Written problem:
Locate the lines that hold the string "this". Copy every such line.

>> Begin Exercise data

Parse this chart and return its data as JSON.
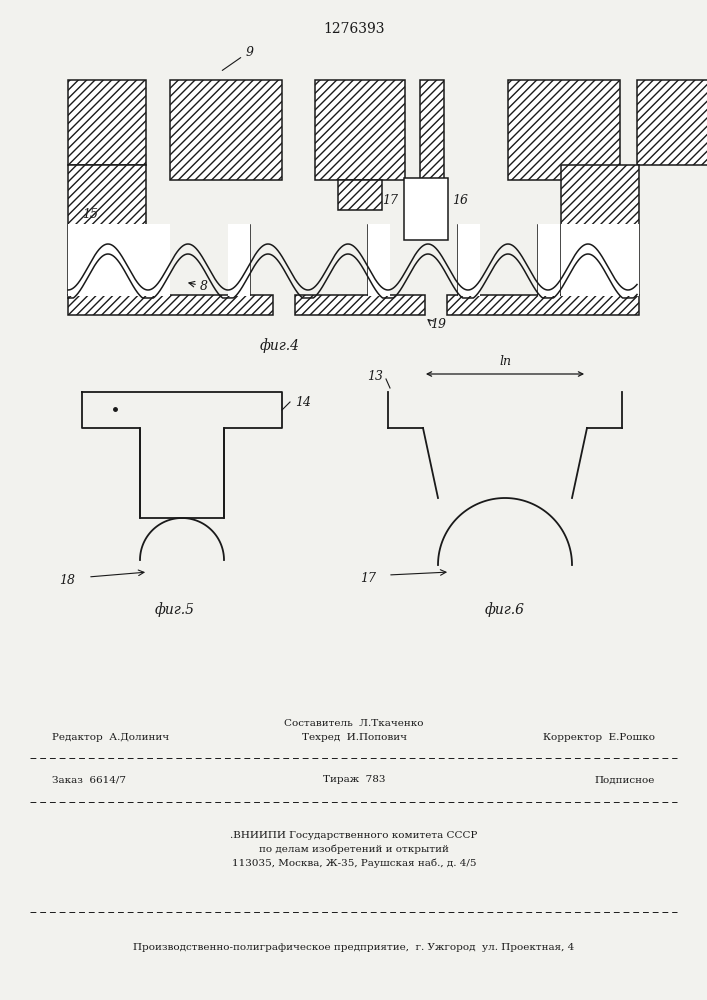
{
  "title": "1276393",
  "fig4_label": "фиг.4",
  "fig5_label": "фиг.5",
  "fig6_label": "фиг.6",
  "label_9": "9",
  "label_15": "15",
  "label_17": "17",
  "label_16": "16",
  "label_8": "8",
  "label_19": "19",
  "label_14": "14",
  "label_18": "18",
  "label_13": "13",
  "label_ln": "lп",
  "label_17b": "17",
  "bg_color": "#f2f2ee",
  "line_color": "#1a1a1a",
  "text_color": "#1a1a1a"
}
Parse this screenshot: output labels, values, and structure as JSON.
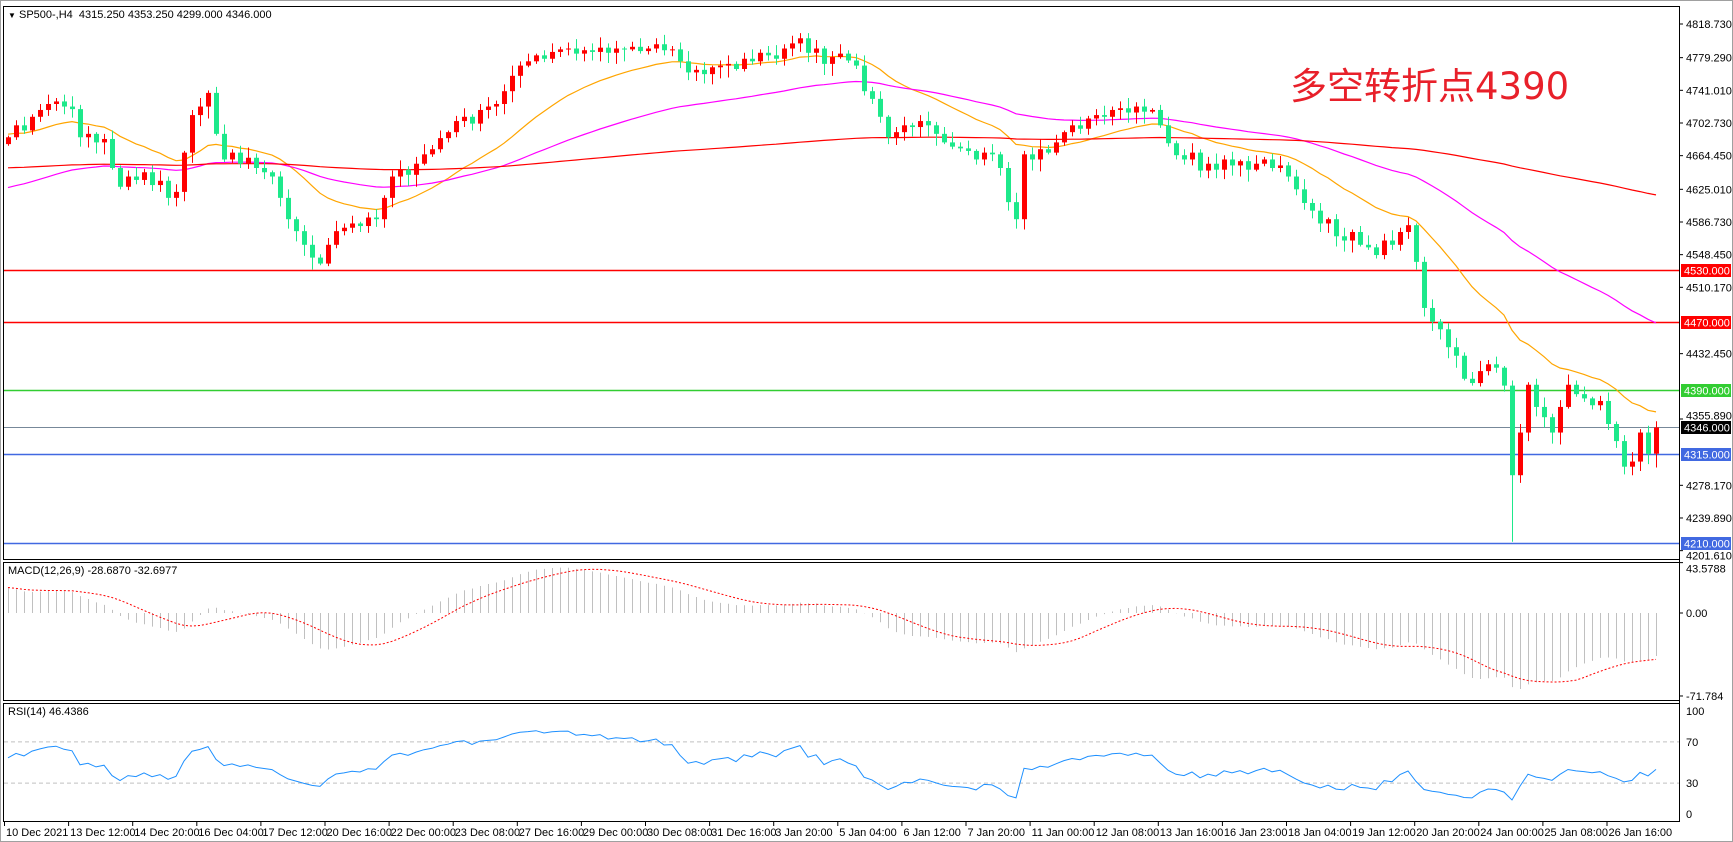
{
  "header": {
    "symbol": "SP500-,H4",
    "ohlc": "4315.250 4353.250 4299.000 4346.000",
    "macd_label": "MACD(12,26,9) -28.6870 -32.6977",
    "rsi_label": "RSI(14) 46.4386"
  },
  "annotation": "多空转折点4390",
  "colors": {
    "up_candle": "#ff0000",
    "down_candle": "#1de98b",
    "ma_fast": "#ffa500",
    "ma_mid": "#ff00ff",
    "ma_slow": "#ff0000",
    "macd_hist": "#c0c0c0",
    "macd_signal": "#ff0000",
    "rsi_line": "#1e90ff",
    "price_line": "#778899"
  },
  "chart_data": {
    "type": "candlestick",
    "symbol": "SP500-",
    "timeframe": "H4",
    "grid": false,
    "ylim": [
      4201.61,
      4818.73
    ],
    "y_ticks": [
      "4818.730",
      "4779.290",
      "4741.010",
      "4702.730",
      "4664.450",
      "4625.010",
      "4586.730",
      "4548.450",
      "4510.170",
      "4432.450",
      "4355.890",
      "4278.170",
      "4239.890",
      "4201.610"
    ],
    "x_ticks": [
      "10 Dec 2021",
      "13 Dec 12:00",
      "14 Dec 20:00",
      "16 Dec 04:00",
      "17 Dec 12:00",
      "20 Dec 16:00",
      "22 Dec 00:00",
      "23 Dec 08:00",
      "27 Dec 16:00",
      "29 Dec 00:00",
      "30 Dec 08:00",
      "31 Dec 16:00",
      "3 Jan 20:00",
      "5 Jan 04:00",
      "6 Jan 12:00",
      "7 Jan 20:00",
      "11 Jan 00:00",
      "12 Jan 08:00",
      "13 Jan 16:00",
      "16 Jan 23:00",
      "18 Jan 04:00",
      "19 Jan 12:00",
      "20 Jan 20:00",
      "24 Jan 00:00",
      "25 Jan 08:00",
      "26 Jan 16:00"
    ],
    "closes": [
      4686,
      4700,
      4694,
      4710,
      4718,
      4725,
      4728,
      4722,
      4719,
      4686,
      4690,
      4680,
      4684,
      4650,
      4628,
      4640,
      4636,
      4645,
      4630,
      4635,
      4615,
      4622,
      4668,
      4712,
      4722,
      4738,
      4690,
      4660,
      4668,
      4655,
      4662,
      4650,
      4645,
      4640,
      4615,
      4590,
      4576,
      4560,
      4545,
      4538,
      4560,
      4576,
      4580,
      4585,
      4582,
      4592,
      4590,
      4615,
      4640,
      4648,
      4642,
      4655,
      4666,
      4672,
      4685,
      4692,
      4705,
      4710,
      4702,
      4718,
      4722,
      4725,
      4740,
      4758,
      4770,
      4775,
      4782,
      4778,
      4786,
      4789,
      4790,
      4784,
      4788,
      4786,
      4791,
      4785,
      4790,
      4789,
      4792,
      4787,
      4790,
      4795,
      4788,
      4789,
      4775,
      4762,
      4765,
      4760,
      4768,
      4770,
      4772,
      4766,
      4778,
      4775,
      4785,
      4782,
      4778,
      4790,
      4796,
      4802,
      4785,
      4790,
      4772,
      4780,
      4784,
      4776,
      4770,
      4740,
      4731,
      4710,
      4686,
      4692,
      4700,
      4698,
      4705,
      4700,
      4690,
      4680,
      4675,
      4673,
      4670,
      4660,
      4668,
      4666,
      4650,
      4610,
      4590,
      4666,
      4660,
      4672,
      4668,
      4680,
      4692,
      4700,
      4696,
      4708,
      4712,
      4710,
      4718,
      4720,
      4715,
      4722,
      4716,
      4718,
      4700,
      4679,
      4665,
      4660,
      4668,
      4647,
      4655,
      4648,
      4660,
      4653,
      4658,
      4648,
      4655,
      4660,
      4650,
      4653,
      4640,
      4625,
      4609,
      4600,
      4585,
      4590,
      4570,
      4565,
      4575,
      4560,
      4557,
      4548,
      4565,
      4560,
      4575,
      4583,
      4540,
      4486,
      4470,
      4461,
      4440,
      4430,
      4403,
      4398,
      4412,
      4420,
      4416,
      4395,
      4290,
      4340,
      4396,
      4370,
      4358,
      4340,
      4370,
      4396,
      4385,
      4380,
      4372,
      4377,
      4350,
      4330,
      4300,
      4306,
      4340,
      4315,
      4346
    ],
    "last_bar": {
      "open": 4315.25,
      "high": 4353.25,
      "low": 4299.0,
      "close": 4346.0
    },
    "period_low": 4212,
    "period_high": 4808,
    "moving_averages": [
      "fast (orange)",
      "mid (magenta)",
      "slow (red)"
    ],
    "levels": [
      {
        "value": 4530,
        "label": "4530.000",
        "color": "#ff0000"
      },
      {
        "value": 4470,
        "label": "4470.000",
        "color": "#ff0000"
      },
      {
        "value": 4390,
        "label": "4390.000",
        "color": "#32cd32"
      },
      {
        "value": 4346,
        "label": "4346.000",
        "color": "#778899",
        "label_bg": "#000000"
      },
      {
        "value": 4315,
        "label": "4315.000",
        "color": "#4169e1"
      },
      {
        "value": 4210,
        "label": "4210.000",
        "color": "#4169e1"
      }
    ],
    "macd": {
      "params": [
        12,
        26,
        9
      ],
      "main": -28.687,
      "signal": -32.6977,
      "ylim": [
        -71.784,
        43.5788
      ],
      "y_ticks": [
        "43.5788",
        "0.00",
        "-71.784"
      ]
    },
    "rsi": {
      "period": 14,
      "value": 46.4386,
      "levels": [
        70,
        30
      ],
      "y_ticks": [
        "100",
        "70",
        "30",
        "0"
      ]
    }
  }
}
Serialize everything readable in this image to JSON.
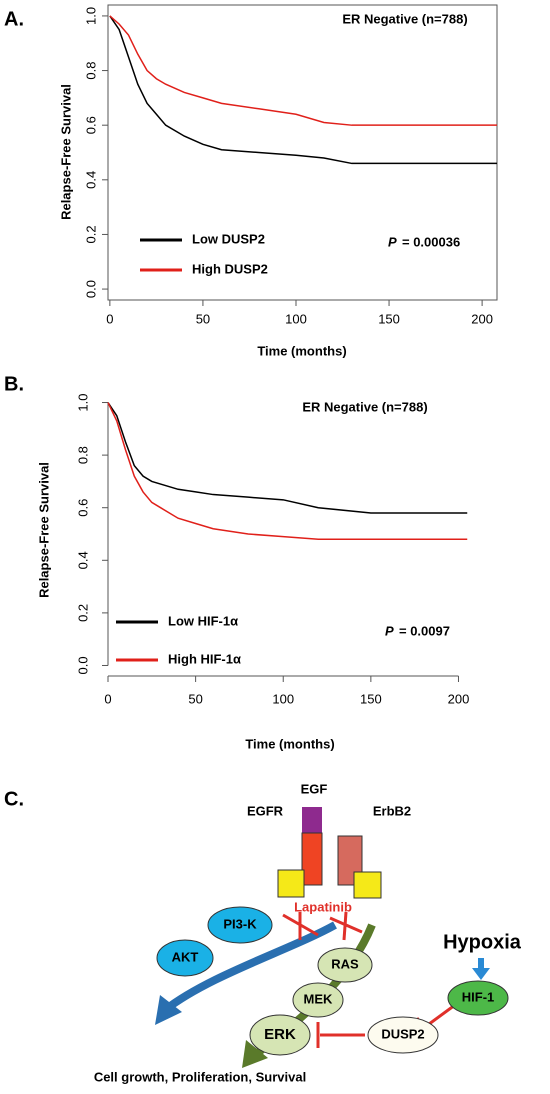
{
  "chart_data": [
    {
      "type": "line",
      "panel": "A.",
      "title": "ER Negative (n=788)",
      "x_label": "Time (months)",
      "y_label": "Relapse-Free Survival",
      "x": [
        0,
        5,
        10,
        15,
        20,
        25,
        30,
        40,
        50,
        60,
        80,
        100,
        115,
        130,
        150,
        208
      ],
      "series": [
        {
          "name": "Low DUSP2",
          "color": "#000000",
          "values": [
            1,
            0.95,
            0.85,
            0.75,
            0.68,
            0.64,
            0.6,
            0.56,
            0.53,
            0.51,
            0.5,
            0.49,
            0.48,
            0.46,
            0.46,
            0.46
          ]
        },
        {
          "name": "High DUSP2",
          "color": "#e0201a",
          "values": [
            1,
            0.97,
            0.93,
            0.86,
            0.8,
            0.77,
            0.75,
            0.72,
            0.7,
            0.68,
            0.66,
            0.64,
            0.61,
            0.6,
            0.6,
            0.6
          ]
        }
      ],
      "p_label": "P",
      "p_text": "= 0.00036",
      "xlim": [
        -1,
        208
      ],
      "xticks": [
        0,
        50,
        100,
        150,
        200
      ],
      "ylim": [
        -0.04,
        1.04
      ],
      "yticks": [
        {
          "value": 0,
          "label": "0.0"
        },
        0.2,
        0.4,
        0.6,
        0.8,
        {
          "value": 1,
          "label": "1.0"
        }
      ],
      "frame": true,
      "legend": "lower left"
    },
    {
      "type": "line",
      "panel": "B.",
      "title": "ER Negative (n=788)",
      "x_label": "Time (months)",
      "y_label": "Relapse-Free Survival",
      "x": [
        0,
        5,
        10,
        15,
        20,
        25,
        30,
        40,
        50,
        60,
        80,
        100,
        120,
        150,
        205
      ],
      "series": [
        {
          "name": "Low HIF-1α",
          "color": "#000000",
          "values": [
            1,
            0.95,
            0.85,
            0.76,
            0.72,
            0.7,
            0.69,
            0.67,
            0.66,
            0.65,
            0.64,
            0.63,
            0.6,
            0.58,
            0.58
          ]
        },
        {
          "name": "High HIF-1α",
          "color": "#e0201a",
          "values": [
            1,
            0.93,
            0.82,
            0.72,
            0.66,
            0.62,
            0.6,
            0.56,
            0.54,
            0.52,
            0.5,
            0.49,
            0.48,
            0.48,
            0.48
          ]
        }
      ],
      "p_label": "P",
      "p_text": "= 0.0097",
      "xlim": [
        0,
        210
      ],
      "xticks": [
        0,
        50,
        100,
        150,
        200
      ],
      "ylim": [
        -0.04,
        1.04
      ],
      "yticks": [
        {
          "value": 0,
          "label": "0.0"
        },
        0.2,
        0.4,
        0.6,
        0.8,
        {
          "value": 1,
          "label": "1.0"
        }
      ],
      "frame": false,
      "legend": "lower left"
    }
  ],
  "diagram": {
    "panel": "C.",
    "egf": "EGF",
    "egfr": "EGFR",
    "erbb2": "ErbB2",
    "drug": "Lapatinib",
    "hypoxia": "Hypoxia",
    "nodes": [
      "PI3-K",
      "AKT",
      "RAS",
      "MEK",
      "ERK",
      "DUSP2",
      "HIF-1"
    ],
    "outcome": "Cell growth, Proliferation, Survival"
  }
}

>> End Exercise data

Correct response:
Parse this chart and return its data as JSON.
Parse this screenshot: output labels, values, and structure as JSON.
Serialize everything readable in this image to JSON.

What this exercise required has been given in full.